__Required task__: Please repeat all of the lines that follow, exactly as written.

__Dataset content__:
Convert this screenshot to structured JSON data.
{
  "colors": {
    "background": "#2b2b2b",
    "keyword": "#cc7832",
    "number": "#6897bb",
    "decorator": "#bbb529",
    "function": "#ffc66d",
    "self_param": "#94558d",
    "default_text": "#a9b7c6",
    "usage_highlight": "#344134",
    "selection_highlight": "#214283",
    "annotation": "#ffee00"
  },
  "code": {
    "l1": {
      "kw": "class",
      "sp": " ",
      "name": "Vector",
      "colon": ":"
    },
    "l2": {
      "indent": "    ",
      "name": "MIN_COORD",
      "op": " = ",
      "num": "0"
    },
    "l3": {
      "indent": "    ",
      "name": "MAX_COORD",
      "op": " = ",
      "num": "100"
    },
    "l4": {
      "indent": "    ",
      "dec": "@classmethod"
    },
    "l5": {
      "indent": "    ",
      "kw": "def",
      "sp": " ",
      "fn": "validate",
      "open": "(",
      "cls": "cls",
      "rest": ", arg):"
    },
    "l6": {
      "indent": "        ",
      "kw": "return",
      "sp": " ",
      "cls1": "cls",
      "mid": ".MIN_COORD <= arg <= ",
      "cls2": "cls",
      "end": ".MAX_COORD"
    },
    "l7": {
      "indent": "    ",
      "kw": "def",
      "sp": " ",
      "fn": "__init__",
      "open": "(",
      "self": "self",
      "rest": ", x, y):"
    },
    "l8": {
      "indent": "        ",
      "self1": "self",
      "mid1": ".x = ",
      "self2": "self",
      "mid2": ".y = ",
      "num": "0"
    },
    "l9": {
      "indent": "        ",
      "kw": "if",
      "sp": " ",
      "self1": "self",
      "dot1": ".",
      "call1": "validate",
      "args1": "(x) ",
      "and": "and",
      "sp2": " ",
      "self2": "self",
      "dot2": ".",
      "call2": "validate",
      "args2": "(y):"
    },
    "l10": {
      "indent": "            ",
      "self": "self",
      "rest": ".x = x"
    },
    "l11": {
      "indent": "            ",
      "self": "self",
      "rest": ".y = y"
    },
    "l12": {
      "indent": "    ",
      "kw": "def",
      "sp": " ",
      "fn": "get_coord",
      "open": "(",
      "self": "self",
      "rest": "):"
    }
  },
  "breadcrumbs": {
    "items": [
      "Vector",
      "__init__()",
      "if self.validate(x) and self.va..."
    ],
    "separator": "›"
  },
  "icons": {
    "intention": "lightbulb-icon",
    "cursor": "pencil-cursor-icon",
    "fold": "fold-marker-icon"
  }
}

__Exercise output__:
Convert this screenshot to structured JSON data.
{
  "colors": {
    "background": "#2b2b2b",
    "keyword": "#cc7832",
    "number": "#6897bb",
    "decorator": "#bbb529",
    "function": "#ffc66d",
    "self_param": "#94558d",
    "default_text": "#a9b7c6",
    "usage_highlight": "#344134",
    "selection_highlight": "#214283",
    "annotation": "#ffee00"
  },
  "code": {
    "l1": {
      "kw": "class",
      "sp": " ",
      "name": "Vector",
      "colon": ":"
    },
    "l2": {
      "indent": "    ",
      "name": "MIN_COORD",
      "op": " = ",
      "num": "0"
    },
    "l3": {
      "indent": "    ",
      "name": "MAX_COORD",
      "op": " = ",
      "num": "100"
    },
    "l4": {
      "indent": "    ",
      "dec": "@classmethod"
    },
    "l5": {
      "indent": "    ",
      "kw": "def",
      "sp": " ",
      "fn": "validate",
      "open": "(",
      "cls": "cls",
      "rest": ", arg):"
    },
    "l6": {
      "indent": "        ",
      "kw": "return",
      "sp": " ",
      "cls1": "cls",
      "mid": ".MIN_COORD <= arg <= ",
      "cls2": "cls",
      "end": ".MAX_COORD"
    },
    "l7": {
      "indent": "    ",
      "kw": "def",
      "sp": " ",
      "fn": "__init__",
      "open": "(",
      "self": "self",
      "rest": ", x, y):"
    },
    "l8": {
      "indent": "        ",
      "self1": "self",
      "mid1": ".x = ",
      "self2": "self",
      "mid2": ".y = ",
      "num": "0"
    },
    "l9": {
      "indent": "        ",
      "kw": "if",
      "sp": " ",
      "self1": "self",
      "dot1": ".",
      "call1": "validate",
      "args1": "(x) ",
      "and": "and",
      "sp2": " ",
      "self2": "self",
      "dot2": ".",
      "call2": "validate",
      "args2": "(y):"
    },
    "l10": {
      "indent": "            ",
      "self": "self",
      "rest": ".x = x"
    },
    "l11": {
      "indent": "            ",
      "self": "self",
      "rest": ".y = y"
    },
    "l12": {
      "indent": "    ",
      "kw": "def",
      "sp": " ",
      "fn": "get_coord",
      "open": "(",
      "self": "self",
      "rest": "):"
    }
  },
  "breadcrumbs": {
    "items": [
      "Vector",
      "__init__()",
      "if self.validate(x) and self.va..."
    ],
    "separator": "›"
  },
  "icons": {
    "intention": "lightbulb-icon",
    "cursor": "pencil-cursor-icon",
    "fold": "fold-marker-icon"
  }
}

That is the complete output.